> What the exercise asks
Can you put every item from the first one through the one containing "chevron-down-icon: ∨ — [70, 376, 79, 389]", inclusive, into a Markdown table with the columns No. and Line, numbering each row and leaving out blank lines?

> Excerpted data

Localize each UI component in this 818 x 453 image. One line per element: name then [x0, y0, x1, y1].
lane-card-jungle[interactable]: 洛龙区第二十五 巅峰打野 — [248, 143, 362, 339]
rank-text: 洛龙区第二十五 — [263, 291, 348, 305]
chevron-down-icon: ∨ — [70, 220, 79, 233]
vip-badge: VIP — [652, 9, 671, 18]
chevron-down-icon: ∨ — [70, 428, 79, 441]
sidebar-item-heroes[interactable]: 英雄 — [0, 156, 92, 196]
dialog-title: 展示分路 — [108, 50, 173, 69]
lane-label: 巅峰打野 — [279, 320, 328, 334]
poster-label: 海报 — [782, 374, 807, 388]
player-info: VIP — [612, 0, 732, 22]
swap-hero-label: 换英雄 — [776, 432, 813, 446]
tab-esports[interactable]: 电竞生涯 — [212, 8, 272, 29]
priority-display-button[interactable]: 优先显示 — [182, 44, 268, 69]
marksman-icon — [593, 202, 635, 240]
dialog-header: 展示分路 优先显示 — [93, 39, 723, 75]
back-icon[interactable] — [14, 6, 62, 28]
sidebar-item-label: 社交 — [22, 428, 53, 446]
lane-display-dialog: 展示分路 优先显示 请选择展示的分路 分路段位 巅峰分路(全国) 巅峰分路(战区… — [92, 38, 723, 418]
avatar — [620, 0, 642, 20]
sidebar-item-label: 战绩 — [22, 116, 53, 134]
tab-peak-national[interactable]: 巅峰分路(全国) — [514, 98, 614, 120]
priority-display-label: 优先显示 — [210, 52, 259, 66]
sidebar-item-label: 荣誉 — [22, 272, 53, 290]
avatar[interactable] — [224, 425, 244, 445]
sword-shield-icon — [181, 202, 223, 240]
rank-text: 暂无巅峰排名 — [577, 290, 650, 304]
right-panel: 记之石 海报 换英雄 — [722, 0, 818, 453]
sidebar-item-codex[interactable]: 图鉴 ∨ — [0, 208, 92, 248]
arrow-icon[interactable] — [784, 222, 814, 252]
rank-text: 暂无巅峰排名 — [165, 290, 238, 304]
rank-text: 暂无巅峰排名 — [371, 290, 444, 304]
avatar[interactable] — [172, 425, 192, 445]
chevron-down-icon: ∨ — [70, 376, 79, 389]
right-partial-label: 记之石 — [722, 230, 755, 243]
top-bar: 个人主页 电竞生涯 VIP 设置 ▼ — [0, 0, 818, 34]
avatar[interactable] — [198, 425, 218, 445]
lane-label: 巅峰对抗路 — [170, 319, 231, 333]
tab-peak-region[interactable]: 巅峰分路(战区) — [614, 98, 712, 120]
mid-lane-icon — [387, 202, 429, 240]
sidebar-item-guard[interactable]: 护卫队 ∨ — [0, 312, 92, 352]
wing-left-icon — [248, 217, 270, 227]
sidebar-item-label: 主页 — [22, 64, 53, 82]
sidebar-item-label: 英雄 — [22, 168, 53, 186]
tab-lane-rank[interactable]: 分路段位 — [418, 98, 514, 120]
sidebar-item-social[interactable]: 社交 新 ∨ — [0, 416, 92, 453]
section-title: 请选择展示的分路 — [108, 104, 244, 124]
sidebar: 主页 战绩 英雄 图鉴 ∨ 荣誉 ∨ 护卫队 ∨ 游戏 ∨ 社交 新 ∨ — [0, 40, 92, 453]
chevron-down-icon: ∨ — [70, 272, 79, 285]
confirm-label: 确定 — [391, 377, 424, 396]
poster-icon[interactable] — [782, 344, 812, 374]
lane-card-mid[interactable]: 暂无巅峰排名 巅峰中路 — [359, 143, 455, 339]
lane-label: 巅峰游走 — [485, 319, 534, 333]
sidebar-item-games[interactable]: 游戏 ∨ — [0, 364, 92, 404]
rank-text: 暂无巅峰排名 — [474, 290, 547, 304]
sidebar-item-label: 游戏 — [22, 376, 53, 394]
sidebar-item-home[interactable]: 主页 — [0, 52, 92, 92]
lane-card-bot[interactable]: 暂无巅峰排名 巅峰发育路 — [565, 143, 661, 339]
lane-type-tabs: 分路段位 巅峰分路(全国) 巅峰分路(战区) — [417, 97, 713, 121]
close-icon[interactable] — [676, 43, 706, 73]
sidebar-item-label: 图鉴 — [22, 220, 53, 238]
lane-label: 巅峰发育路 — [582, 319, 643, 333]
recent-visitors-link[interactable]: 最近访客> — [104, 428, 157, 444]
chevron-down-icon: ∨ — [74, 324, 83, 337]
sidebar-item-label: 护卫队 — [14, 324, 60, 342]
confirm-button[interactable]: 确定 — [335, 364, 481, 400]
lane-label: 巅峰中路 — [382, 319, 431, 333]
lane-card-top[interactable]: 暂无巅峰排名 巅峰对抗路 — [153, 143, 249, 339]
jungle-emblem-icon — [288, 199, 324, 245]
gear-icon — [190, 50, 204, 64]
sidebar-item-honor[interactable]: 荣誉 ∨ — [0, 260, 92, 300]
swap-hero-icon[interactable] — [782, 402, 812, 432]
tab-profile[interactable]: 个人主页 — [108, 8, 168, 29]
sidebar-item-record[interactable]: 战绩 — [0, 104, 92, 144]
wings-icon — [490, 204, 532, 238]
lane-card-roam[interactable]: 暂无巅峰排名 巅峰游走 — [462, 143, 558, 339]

> Output
| No. | Line |
|---|---|
| 1 | Localize each UI component in this 818 x 453 image. One line per element: name then [x0, y0, x1, y1]. |
| 2 | lane-card-jungle[interactable]: 洛龙区第二十五 巅峰打野 — [248, 143, 362, 339] |
| 3 | rank-text: 洛龙区第二十五 — [263, 291, 348, 305] |
| 4 | chevron-down-icon: ∨ — [70, 220, 79, 233] |
| 5 | vip-badge: VIP — [652, 9, 671, 18] |
| 6 | chevron-down-icon: ∨ — [70, 428, 79, 441] |
| 7 | sidebar-item-heroes[interactable]: 英雄 — [0, 156, 92, 196] |
| 8 | dialog-title: 展示分路 — [108, 50, 173, 69] |
| 9 | lane-label: 巅峰打野 — [279, 320, 328, 334] |
| 10 | poster-label: 海报 — [782, 374, 807, 388] |
| 11 | player-info: VIP — [612, 0, 732, 22] |
| 12 | swap-hero-label: 换英雄 — [776, 432, 813, 446] |
| 13 | tab-esports[interactable]: 电竞生涯 — [212, 8, 272, 29] |
| 14 | priority-display-button[interactable]: 优先显示 — [182, 44, 268, 69] |
| 15 | marksman-icon — [593, 202, 635, 240] |
| 16 | dialog-header: 展示分路 优先显示 — [93, 39, 723, 75] |
| 17 | back-icon[interactable] — [14, 6, 62, 28] |
| 18 | sidebar-item-label: 社交 — [22, 428, 53, 446] |
| 19 | lane-display-dialog: 展示分路 优先显示 请选择展示的分路 分路段位 巅峰分路(全国) 巅峰分路(战区… — [92, 38, 723, 418] |
| 20 | avatar — [620, 0, 642, 20] |
| 21 | sidebar-item-label: 战绩 — [22, 116, 53, 134] |
| 22 | tab-peak-national[interactable]: 巅峰分路(全国) — [514, 98, 614, 120] |
| 23 | priority-display-label: 优先显示 — [210, 52, 259, 66] |
| 24 | sidebar-item-label: 荣誉 — [22, 272, 53, 290] |
| 25 | avatar[interactable] — [224, 425, 244, 445] |
| 26 | sword-shield-icon — [181, 202, 223, 240] |
| 27 | rank-text: 暂无巅峰排名 — [577, 290, 650, 304] |
| 28 | right-panel: 记之石 海报 换英雄 — [722, 0, 818, 453] |
| 29 | sidebar-item-codex[interactable]: 图鉴 ∨ — [0, 208, 92, 248] |
| 30 | arrow-icon[interactable] — [784, 222, 814, 252] |
| 31 | rank-text: 暂无巅峰排名 — [165, 290, 238, 304] |
| 32 | rank-text: 暂无巅峰排名 — [371, 290, 444, 304] |
| 33 | avatar[interactable] — [172, 425, 192, 445] |
| 34 | chevron-down-icon: ∨ — [70, 376, 79, 389] |